# START OF Material

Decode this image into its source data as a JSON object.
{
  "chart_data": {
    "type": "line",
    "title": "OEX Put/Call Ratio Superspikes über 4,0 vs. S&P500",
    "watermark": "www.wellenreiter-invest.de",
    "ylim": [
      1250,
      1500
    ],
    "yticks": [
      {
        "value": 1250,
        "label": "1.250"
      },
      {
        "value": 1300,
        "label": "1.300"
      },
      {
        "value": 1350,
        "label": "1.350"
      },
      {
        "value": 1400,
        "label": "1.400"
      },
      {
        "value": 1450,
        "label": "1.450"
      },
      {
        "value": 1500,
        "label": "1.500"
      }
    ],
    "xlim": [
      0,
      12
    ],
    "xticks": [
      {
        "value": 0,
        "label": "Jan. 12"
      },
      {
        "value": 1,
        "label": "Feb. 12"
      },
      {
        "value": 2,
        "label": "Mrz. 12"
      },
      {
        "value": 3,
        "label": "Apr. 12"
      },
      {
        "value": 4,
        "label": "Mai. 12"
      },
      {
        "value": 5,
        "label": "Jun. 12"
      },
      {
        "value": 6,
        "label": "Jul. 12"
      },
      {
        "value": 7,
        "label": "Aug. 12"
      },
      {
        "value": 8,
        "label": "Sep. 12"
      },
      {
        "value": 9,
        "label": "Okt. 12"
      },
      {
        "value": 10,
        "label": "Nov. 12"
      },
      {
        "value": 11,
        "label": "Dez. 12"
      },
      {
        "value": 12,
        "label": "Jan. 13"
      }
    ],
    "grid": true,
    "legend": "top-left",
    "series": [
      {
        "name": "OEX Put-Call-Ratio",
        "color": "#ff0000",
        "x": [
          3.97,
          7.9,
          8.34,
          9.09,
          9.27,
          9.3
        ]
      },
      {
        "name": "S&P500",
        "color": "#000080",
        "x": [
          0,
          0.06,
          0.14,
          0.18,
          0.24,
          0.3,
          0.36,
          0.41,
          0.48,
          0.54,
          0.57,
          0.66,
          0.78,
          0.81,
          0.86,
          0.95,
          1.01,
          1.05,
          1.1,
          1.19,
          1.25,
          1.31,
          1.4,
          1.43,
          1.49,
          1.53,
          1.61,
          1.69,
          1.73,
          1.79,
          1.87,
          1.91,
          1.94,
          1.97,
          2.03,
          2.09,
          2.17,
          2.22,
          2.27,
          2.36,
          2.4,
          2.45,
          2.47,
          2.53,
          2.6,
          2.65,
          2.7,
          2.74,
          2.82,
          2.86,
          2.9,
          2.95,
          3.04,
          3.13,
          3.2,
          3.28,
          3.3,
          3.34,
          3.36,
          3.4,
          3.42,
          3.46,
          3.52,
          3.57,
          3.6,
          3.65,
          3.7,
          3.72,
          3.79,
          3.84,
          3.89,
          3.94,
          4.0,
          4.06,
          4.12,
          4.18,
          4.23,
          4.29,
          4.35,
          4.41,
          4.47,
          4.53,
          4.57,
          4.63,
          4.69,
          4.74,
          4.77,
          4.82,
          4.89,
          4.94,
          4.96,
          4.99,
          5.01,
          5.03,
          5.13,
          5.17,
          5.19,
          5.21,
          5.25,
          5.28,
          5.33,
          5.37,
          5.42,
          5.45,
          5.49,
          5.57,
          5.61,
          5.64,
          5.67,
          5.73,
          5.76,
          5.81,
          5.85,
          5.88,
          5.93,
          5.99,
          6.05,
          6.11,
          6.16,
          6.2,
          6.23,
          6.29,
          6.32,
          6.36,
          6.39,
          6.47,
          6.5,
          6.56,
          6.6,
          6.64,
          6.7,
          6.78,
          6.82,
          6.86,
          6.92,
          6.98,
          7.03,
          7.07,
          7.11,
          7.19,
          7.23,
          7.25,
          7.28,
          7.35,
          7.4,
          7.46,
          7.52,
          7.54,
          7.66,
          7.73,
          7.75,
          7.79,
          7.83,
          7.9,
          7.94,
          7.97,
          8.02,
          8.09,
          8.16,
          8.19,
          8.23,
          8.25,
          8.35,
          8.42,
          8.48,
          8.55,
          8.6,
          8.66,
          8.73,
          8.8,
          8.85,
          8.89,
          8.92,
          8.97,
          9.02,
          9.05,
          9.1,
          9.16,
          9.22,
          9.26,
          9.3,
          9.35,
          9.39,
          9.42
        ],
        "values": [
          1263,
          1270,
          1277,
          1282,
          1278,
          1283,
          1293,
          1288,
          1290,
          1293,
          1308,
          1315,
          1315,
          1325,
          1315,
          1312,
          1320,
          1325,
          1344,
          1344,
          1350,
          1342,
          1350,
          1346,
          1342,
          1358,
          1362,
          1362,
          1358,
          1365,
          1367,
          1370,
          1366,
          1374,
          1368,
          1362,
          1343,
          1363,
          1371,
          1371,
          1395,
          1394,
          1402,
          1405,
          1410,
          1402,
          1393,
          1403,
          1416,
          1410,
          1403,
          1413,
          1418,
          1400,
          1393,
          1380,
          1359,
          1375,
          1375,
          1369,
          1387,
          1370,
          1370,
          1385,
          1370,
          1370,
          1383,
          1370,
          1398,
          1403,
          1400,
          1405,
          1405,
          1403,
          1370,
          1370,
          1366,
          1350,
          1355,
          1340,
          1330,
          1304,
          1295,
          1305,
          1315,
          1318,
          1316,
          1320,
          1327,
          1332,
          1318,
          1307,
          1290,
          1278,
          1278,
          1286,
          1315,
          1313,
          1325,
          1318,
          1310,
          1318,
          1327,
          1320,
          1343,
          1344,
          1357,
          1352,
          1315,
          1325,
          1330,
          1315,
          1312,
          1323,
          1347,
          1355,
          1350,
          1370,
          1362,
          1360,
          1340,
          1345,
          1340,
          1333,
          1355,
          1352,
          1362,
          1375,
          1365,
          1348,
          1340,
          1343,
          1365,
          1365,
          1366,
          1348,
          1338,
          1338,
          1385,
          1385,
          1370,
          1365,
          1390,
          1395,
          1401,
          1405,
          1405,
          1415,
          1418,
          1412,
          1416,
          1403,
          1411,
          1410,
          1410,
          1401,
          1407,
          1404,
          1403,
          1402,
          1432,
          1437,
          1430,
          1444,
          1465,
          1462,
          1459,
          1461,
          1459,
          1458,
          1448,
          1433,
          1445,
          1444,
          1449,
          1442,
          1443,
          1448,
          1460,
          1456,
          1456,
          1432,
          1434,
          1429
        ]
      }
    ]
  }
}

# END OF Material

# Stated goal
Copy every line exactly. Leave nothing out.

# The result
Decode this image into its source data as a JSON object.
{
  "chart_data": {
    "type": "line",
    "title": "OEX Put/Call Ratio Superspikes über 4,0 vs. S&P500",
    "watermark": "www.wellenreiter-invest.de",
    "ylim": [
      1250,
      1500
    ],
    "yticks": [
      {
        "value": 1250,
        "label": "1.250"
      },
      {
        "value": 1300,
        "label": "1.300"
      },
      {
        "value": 1350,
        "label": "1.350"
      },
      {
        "value": 1400,
        "label": "1.400"
      },
      {
        "value": 1450,
        "label": "1.450"
      },
      {
        "value": 1500,
        "label": "1.500"
      }
    ],
    "xlim": [
      0,
      12
    ],
    "xticks": [
      {
        "value": 0,
        "label": "Jan. 12"
      },
      {
        "value": 1,
        "label": "Feb. 12"
      },
      {
        "value": 2,
        "label": "Mrz. 12"
      },
      {
        "value": 3,
        "label": "Apr. 12"
      },
      {
        "value": 4,
        "label": "Mai. 12"
      },
      {
        "value": 5,
        "label": "Jun. 12"
      },
      {
        "value": 6,
        "label": "Jul. 12"
      },
      {
        "value": 7,
        "label": "Aug. 12"
      },
      {
        "value": 8,
        "label": "Sep. 12"
      },
      {
        "value": 9,
        "label": "Okt. 12"
      },
      {
        "value": 10,
        "label": "Nov. 12"
      },
      {
        "value": 11,
        "label": "Dez. 12"
      },
      {
        "value": 12,
        "label": "Jan. 13"
      }
    ],
    "grid": true,
    "legend": "top-left",
    "series": [
      {
        "name": "OEX Put-Call-Ratio",
        "color": "#ff0000",
        "x": [
          3.97,
          7.9,
          8.34,
          9.09,
          9.27,
          9.3
        ]
      },
      {
        "name": "S&P500",
        "color": "#000080",
        "x": [
          0,
          0.06,
          0.14,
          0.18,
          0.24,
          0.3,
          0.36,
          0.41,
          0.48,
          0.54,
          0.57,
          0.66,
          0.78,
          0.81,
          0.86,
          0.95,
          1.01,
          1.05,
          1.1,
          1.19,
          1.25,
          1.31,
          1.4,
          1.43,
          1.49,
          1.53,
          1.61,
          1.69,
          1.73,
          1.79,
          1.87,
          1.91,
          1.94,
          1.97,
          2.03,
          2.09,
          2.17,
          2.22,
          2.27,
          2.36,
          2.4,
          2.45,
          2.47,
          2.53,
          2.6,
          2.65,
          2.7,
          2.74,
          2.82,
          2.86,
          2.9,
          2.95,
          3.04,
          3.13,
          3.2,
          3.28,
          3.3,
          3.34,
          3.36,
          3.4,
          3.42,
          3.46,
          3.52,
          3.57,
          3.6,
          3.65,
          3.7,
          3.72,
          3.79,
          3.84,
          3.89,
          3.94,
          4.0,
          4.06,
          4.12,
          4.18,
          4.23,
          4.29,
          4.35,
          4.41,
          4.47,
          4.53,
          4.57,
          4.63,
          4.69,
          4.74,
          4.77,
          4.82,
          4.89,
          4.94,
          4.96,
          4.99,
          5.01,
          5.03,
          5.13,
          5.17,
          5.19,
          5.21,
          5.25,
          5.28,
          5.33,
          5.37,
          5.42,
          5.45,
          5.49,
          5.57,
          5.61,
          5.64,
          5.67,
          5.73,
          5.76,
          5.81,
          5.85,
          5.88,
          5.93,
          5.99,
          6.05,
          6.11,
          6.16,
          6.2,
          6.23,
          6.29,
          6.32,
          6.36,
          6.39,
          6.47,
          6.5,
          6.56,
          6.6,
          6.64,
          6.7,
          6.78,
          6.82,
          6.86,
          6.92,
          6.98,
          7.03,
          7.07,
          7.11,
          7.19,
          7.23,
          7.25,
          7.28,
          7.35,
          7.4,
          7.46,
          7.52,
          7.54,
          7.66,
          7.73,
          7.75,
          7.79,
          7.83,
          7.9,
          7.94,
          7.97,
          8.02,
          8.09,
          8.16,
          8.19,
          8.23,
          8.25,
          8.35,
          8.42,
          8.48,
          8.55,
          8.6,
          8.66,
          8.73,
          8.8,
          8.85,
          8.89,
          8.92,
          8.97,
          9.02,
          9.05,
          9.1,
          9.16,
          9.22,
          9.26,
          9.3,
          9.35,
          9.39,
          9.42
        ],
        "values": [
          1263,
          1270,
          1277,
          1282,
          1278,
          1283,
          1293,
          1288,
          1290,
          1293,
          1308,
          1315,
          1315,
          1325,
          1315,
          1312,
          1320,
          1325,
          1344,
          1344,
          1350,
          1342,
          1350,
          1346,
          1342,
          1358,
          1362,
          1362,
          1358,
          1365,
          1367,
          1370,
          1366,
          1374,
          1368,
          1362,
          1343,
          1363,
          1371,
          1371,
          1395,
          1394,
          1402,
          1405,
          1410,
          1402,
          1393,
          1403,
          1416,
          1410,
          1403,
          1413,
          1418,
          1400,
          1393,
          1380,
          1359,
          1375,
          1375,
          1369,
          1387,
          1370,
          1370,
          1385,
          1370,
          1370,
          1383,
          1370,
          1398,
          1403,
          1400,
          1405,
          1405,
          1403,
          1370,
          1370,
          1366,
          1350,
          1355,
          1340,
          1330,
          1304,
          1295,
          1305,
          1315,
          1318,
          1316,
          1320,
          1327,
          1332,
          1318,
          1307,
          1290,
          1278,
          1278,
          1286,
          1315,
          1313,
          1325,
          1318,
          1310,
          1318,
          1327,
          1320,
          1343,
          1344,
          1357,
          1352,
          1315,
          1325,
          1330,
          1315,
          1312,
          1323,
          1347,
          1355,
          1350,
          1370,
          1362,
          1360,
          1340,
          1345,
          1340,
          1333,
          1355,
          1352,
          1362,
          1375,
          1365,
          1348,
          1340,
          1343,
          1365,
          1365,
          1366,
          1348,
          1338,
          1338,
          1385,
          1385,
          1370,
          1365,
          1390,
          1395,
          1401,
          1405,
          1405,
          1415,
          1418,
          1412,
          1416,
          1403,
          1411,
          1410,
          1410,
          1401,
          1407,
          1404,
          1403,
          1402,
          1432,
          1437,
          1430,
          1444,
          1465,
          1462,
          1459,
          1461,
          1459,
          1458,
          1448,
          1433,
          1445,
          1444,
          1449,
          1442,
          1443,
          1448,
          1460,
          1456,
          1456,
          1432,
          1434,
          1429
        ]
      }
    ]
  }
}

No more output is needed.